Directions for this task
Look through the lines and report how many include the word "водно", giving nothing but the number.

### Data for processing ###

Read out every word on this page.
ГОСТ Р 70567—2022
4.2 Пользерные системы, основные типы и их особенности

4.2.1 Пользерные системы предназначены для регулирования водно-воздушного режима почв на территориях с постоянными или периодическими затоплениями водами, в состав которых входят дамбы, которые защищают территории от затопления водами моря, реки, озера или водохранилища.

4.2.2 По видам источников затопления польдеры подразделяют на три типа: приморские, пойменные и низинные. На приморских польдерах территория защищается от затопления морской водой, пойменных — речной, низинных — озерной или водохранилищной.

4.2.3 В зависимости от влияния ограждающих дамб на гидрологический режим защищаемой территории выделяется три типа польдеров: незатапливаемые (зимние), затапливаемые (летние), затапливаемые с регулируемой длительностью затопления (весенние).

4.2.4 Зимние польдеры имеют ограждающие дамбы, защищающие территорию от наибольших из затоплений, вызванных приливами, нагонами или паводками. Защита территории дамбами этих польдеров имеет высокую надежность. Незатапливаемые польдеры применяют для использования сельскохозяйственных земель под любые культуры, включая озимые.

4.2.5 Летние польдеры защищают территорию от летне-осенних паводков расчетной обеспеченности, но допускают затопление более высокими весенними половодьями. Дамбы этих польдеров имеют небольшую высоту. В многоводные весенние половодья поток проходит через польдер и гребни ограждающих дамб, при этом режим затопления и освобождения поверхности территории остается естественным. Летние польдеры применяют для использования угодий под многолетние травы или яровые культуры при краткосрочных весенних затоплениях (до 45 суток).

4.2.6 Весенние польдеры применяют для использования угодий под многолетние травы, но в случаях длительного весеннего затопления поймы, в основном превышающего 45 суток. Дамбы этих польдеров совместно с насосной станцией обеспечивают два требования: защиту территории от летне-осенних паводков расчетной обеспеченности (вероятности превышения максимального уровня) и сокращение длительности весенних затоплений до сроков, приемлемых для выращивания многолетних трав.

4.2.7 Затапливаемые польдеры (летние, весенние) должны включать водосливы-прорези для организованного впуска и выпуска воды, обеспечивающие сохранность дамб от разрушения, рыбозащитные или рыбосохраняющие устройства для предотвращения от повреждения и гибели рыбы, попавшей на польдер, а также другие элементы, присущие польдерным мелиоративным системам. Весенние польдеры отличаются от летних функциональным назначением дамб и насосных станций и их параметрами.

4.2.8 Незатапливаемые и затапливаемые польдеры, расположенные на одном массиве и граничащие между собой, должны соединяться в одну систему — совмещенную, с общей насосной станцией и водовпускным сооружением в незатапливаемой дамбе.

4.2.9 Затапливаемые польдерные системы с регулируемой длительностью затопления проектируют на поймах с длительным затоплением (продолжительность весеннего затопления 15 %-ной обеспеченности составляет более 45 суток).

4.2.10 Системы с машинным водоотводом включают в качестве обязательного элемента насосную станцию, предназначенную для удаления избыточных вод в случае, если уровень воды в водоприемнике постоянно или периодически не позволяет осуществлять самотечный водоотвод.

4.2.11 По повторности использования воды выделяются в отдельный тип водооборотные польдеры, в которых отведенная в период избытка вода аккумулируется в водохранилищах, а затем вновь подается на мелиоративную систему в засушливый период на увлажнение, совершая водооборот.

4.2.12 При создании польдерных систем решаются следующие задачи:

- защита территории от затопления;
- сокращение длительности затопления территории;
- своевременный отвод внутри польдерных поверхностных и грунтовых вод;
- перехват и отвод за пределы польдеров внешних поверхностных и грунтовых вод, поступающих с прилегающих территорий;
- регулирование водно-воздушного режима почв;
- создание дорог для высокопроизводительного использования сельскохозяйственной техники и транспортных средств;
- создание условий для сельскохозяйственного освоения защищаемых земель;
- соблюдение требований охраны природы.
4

###

Problem solution
2